Gather every line holding the string "reported".
─── SUPPLIED ENTRIES ───
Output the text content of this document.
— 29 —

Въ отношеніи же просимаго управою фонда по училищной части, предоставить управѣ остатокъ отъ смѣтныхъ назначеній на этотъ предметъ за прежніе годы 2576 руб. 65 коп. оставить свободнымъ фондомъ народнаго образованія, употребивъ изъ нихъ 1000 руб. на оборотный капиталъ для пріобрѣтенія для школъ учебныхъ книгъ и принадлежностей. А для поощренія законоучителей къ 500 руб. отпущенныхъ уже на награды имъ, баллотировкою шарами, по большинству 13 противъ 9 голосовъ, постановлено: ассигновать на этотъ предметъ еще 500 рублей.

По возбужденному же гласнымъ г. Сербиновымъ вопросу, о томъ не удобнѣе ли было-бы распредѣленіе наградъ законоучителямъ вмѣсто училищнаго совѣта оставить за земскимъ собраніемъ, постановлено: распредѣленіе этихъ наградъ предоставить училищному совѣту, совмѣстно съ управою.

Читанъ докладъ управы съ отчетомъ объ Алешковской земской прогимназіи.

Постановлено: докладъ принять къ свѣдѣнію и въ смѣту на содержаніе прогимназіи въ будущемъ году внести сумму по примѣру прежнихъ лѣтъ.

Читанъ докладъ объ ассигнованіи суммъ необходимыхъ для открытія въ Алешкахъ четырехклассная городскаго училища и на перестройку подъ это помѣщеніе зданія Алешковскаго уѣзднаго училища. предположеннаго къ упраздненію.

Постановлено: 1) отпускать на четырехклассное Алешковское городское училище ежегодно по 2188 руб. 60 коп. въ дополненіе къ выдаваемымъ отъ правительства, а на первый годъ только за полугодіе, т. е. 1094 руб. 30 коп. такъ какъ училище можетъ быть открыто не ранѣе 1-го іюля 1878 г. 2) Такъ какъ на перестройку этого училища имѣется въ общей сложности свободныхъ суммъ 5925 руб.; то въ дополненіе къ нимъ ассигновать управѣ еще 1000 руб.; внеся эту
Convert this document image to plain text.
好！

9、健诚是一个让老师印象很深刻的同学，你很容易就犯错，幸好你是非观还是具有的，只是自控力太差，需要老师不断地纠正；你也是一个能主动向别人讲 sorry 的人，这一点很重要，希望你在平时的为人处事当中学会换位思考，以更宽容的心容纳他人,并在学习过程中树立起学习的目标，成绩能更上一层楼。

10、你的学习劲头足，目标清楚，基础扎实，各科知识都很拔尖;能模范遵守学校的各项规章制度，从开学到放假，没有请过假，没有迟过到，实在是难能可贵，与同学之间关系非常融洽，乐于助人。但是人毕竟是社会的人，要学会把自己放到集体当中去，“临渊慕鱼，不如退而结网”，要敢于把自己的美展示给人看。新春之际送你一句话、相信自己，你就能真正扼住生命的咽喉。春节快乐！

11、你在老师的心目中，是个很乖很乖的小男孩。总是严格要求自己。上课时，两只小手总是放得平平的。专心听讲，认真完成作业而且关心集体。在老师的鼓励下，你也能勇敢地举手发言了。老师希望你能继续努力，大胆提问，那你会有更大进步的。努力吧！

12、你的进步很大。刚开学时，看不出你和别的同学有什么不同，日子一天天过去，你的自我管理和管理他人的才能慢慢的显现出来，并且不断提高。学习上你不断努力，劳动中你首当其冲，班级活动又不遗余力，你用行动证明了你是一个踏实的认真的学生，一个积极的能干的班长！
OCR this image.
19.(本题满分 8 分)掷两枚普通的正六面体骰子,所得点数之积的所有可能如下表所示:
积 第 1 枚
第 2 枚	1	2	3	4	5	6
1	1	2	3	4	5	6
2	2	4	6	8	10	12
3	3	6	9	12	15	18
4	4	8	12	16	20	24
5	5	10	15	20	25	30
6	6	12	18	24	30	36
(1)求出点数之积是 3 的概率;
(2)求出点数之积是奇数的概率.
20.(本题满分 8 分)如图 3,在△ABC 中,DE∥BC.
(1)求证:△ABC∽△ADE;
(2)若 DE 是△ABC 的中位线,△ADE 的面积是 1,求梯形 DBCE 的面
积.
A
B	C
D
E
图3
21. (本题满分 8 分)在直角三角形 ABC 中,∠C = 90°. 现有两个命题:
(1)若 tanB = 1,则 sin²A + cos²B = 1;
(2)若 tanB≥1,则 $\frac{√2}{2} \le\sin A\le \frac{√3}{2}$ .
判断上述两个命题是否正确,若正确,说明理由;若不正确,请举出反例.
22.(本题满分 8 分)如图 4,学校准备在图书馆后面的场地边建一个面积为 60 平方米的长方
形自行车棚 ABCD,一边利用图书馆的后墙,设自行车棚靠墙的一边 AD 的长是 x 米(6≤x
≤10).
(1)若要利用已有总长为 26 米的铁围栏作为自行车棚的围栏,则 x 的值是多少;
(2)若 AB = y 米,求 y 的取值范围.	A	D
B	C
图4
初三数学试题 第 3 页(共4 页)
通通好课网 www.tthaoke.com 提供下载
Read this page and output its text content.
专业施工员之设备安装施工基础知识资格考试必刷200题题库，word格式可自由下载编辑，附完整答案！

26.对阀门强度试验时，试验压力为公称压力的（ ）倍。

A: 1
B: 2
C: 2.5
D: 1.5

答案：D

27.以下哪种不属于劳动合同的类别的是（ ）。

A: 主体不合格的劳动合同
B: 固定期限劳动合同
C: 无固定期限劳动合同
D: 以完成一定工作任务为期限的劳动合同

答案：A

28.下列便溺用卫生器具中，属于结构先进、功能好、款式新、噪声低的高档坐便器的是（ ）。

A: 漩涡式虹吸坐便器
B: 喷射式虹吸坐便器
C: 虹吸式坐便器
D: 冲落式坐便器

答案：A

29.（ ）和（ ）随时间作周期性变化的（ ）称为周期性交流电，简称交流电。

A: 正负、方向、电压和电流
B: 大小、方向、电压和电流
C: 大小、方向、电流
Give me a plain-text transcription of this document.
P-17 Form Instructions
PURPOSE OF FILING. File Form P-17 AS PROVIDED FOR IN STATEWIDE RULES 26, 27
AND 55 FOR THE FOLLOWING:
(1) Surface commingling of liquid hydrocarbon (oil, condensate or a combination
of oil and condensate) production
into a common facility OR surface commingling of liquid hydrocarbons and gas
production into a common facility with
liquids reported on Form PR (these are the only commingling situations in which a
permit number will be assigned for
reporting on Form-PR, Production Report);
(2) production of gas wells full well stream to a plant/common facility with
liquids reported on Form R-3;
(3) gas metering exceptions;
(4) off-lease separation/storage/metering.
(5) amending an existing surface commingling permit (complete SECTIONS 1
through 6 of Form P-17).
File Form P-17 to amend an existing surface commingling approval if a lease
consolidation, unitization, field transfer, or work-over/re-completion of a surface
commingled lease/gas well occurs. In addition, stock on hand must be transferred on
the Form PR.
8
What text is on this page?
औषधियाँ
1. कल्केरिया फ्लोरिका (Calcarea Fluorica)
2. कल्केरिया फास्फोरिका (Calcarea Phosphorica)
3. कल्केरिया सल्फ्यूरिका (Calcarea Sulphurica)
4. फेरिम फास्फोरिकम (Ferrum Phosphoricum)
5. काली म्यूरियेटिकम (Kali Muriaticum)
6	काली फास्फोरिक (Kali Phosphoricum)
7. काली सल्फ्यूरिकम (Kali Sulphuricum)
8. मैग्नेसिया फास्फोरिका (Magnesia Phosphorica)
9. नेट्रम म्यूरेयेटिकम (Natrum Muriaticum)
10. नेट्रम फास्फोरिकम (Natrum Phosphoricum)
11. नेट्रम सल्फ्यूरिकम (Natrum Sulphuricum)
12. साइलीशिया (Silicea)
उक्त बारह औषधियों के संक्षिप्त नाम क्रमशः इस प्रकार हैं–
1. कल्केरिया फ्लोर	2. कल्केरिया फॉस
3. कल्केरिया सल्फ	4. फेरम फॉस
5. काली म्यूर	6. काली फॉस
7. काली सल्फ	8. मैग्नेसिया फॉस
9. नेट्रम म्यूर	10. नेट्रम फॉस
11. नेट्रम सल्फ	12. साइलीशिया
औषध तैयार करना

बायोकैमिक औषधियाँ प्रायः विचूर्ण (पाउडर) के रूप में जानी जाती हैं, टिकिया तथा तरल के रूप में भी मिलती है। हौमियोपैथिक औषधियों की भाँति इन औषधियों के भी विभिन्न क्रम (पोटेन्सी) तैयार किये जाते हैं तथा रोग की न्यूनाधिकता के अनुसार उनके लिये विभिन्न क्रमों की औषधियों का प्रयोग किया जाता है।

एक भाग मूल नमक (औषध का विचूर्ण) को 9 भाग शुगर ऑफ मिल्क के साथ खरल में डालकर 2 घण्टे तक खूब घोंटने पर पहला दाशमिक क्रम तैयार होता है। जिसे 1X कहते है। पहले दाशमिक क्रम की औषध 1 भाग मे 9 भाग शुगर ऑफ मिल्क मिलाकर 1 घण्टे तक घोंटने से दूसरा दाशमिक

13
───
COMPLETE RESPONSE:
liquids reported on Form PR (these are the only commingling situations in which a
liquids reported on Form R-3;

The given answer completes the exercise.